Exercise -> Search the material below for the word "panel" and copy every line in which it occurs.

Source records ->
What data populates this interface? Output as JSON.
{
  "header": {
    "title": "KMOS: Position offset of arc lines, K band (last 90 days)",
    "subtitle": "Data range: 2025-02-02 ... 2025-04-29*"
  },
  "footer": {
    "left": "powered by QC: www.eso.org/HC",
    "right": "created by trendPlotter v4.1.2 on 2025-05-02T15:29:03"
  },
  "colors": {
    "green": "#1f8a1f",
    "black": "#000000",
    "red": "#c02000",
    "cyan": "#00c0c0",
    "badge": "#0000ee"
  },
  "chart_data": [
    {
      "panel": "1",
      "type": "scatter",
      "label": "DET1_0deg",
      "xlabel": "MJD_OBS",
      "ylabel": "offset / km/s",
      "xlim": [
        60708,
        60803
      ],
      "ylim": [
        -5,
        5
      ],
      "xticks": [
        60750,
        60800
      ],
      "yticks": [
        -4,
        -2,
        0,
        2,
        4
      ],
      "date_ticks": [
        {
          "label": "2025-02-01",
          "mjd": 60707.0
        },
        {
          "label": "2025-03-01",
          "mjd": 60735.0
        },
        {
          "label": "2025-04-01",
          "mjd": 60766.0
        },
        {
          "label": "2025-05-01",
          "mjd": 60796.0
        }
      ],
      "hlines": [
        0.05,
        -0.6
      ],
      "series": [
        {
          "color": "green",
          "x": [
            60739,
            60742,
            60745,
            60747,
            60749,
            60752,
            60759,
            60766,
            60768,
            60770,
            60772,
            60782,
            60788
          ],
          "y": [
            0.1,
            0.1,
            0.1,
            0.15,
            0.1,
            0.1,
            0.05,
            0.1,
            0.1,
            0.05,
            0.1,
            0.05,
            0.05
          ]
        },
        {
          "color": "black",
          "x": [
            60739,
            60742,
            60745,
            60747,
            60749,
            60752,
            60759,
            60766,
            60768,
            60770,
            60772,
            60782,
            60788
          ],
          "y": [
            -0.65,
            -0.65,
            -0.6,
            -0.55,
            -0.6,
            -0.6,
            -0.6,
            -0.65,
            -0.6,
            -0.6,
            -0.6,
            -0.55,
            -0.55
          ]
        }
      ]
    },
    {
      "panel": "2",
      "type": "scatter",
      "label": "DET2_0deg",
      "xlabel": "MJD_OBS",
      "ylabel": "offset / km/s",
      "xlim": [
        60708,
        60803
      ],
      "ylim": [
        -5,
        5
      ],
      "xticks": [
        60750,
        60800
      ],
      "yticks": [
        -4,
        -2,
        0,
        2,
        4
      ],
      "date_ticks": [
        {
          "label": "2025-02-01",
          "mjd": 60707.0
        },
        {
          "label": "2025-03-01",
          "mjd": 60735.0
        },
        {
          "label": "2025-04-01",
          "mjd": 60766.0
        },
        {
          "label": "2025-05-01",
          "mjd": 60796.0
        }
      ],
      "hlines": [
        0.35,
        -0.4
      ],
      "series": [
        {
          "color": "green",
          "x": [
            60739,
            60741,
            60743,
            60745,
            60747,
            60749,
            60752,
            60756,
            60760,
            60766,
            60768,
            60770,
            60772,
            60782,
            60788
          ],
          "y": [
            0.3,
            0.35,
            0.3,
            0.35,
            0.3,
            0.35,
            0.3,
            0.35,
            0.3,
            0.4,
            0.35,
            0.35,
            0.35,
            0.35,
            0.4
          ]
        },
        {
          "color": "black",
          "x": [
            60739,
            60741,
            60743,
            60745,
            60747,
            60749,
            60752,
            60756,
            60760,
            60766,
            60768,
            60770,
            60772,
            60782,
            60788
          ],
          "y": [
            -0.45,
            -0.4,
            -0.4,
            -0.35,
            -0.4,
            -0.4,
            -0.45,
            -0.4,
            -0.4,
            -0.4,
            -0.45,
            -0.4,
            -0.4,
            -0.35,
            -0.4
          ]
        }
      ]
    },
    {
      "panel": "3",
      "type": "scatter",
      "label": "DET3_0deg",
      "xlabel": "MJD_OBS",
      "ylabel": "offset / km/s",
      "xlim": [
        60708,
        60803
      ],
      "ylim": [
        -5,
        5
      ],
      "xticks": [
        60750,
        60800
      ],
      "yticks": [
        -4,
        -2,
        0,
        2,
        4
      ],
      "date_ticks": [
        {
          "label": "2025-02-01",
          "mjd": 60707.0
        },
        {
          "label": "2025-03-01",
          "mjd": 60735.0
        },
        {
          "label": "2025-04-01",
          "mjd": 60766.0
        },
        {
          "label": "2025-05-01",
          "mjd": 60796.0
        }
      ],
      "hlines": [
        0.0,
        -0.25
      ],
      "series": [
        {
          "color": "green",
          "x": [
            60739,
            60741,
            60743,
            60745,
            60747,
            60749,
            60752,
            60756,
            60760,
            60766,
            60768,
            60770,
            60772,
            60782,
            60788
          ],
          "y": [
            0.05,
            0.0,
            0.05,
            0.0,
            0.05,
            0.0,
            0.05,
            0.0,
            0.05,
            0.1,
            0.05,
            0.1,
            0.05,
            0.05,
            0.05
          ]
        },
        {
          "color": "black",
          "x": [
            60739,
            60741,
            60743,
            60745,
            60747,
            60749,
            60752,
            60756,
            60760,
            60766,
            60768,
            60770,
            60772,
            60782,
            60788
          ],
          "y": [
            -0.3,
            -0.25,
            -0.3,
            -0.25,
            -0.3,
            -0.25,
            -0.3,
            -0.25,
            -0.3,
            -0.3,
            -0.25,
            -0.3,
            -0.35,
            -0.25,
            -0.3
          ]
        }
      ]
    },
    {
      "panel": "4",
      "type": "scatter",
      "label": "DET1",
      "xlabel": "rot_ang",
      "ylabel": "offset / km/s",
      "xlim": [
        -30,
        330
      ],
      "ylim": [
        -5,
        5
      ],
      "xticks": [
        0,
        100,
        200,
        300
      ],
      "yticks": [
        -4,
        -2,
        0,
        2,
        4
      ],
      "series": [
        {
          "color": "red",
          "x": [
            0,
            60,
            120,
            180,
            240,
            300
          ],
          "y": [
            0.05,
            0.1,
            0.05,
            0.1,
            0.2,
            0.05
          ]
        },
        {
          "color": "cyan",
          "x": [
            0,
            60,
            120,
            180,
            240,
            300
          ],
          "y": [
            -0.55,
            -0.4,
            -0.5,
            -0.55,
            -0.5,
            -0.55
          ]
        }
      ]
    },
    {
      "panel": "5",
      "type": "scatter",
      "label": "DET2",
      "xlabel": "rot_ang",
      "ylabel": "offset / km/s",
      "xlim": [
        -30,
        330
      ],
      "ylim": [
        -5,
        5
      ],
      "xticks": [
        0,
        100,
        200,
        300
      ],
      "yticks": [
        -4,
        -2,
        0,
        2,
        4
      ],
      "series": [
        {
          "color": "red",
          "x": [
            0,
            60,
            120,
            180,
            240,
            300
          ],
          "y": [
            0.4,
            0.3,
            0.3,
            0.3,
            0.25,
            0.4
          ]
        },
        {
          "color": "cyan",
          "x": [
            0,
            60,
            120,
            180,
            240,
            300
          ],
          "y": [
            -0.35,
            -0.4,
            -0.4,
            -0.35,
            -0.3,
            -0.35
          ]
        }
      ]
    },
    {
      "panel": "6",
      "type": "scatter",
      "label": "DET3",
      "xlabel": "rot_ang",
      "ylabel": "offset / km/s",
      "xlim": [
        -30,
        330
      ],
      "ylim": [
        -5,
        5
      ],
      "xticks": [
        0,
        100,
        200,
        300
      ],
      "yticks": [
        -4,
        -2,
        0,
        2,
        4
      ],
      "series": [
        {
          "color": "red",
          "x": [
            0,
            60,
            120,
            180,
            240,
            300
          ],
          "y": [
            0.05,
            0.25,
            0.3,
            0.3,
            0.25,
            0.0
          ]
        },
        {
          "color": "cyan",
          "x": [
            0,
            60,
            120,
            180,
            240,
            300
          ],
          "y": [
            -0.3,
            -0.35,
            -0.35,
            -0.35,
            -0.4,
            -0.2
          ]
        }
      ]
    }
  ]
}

Response to this exercise ->
      "panel": "1",
      "panel": "2",
      "panel": "3",
      "panel": "4",
      "panel": "5",
      "panel": "6",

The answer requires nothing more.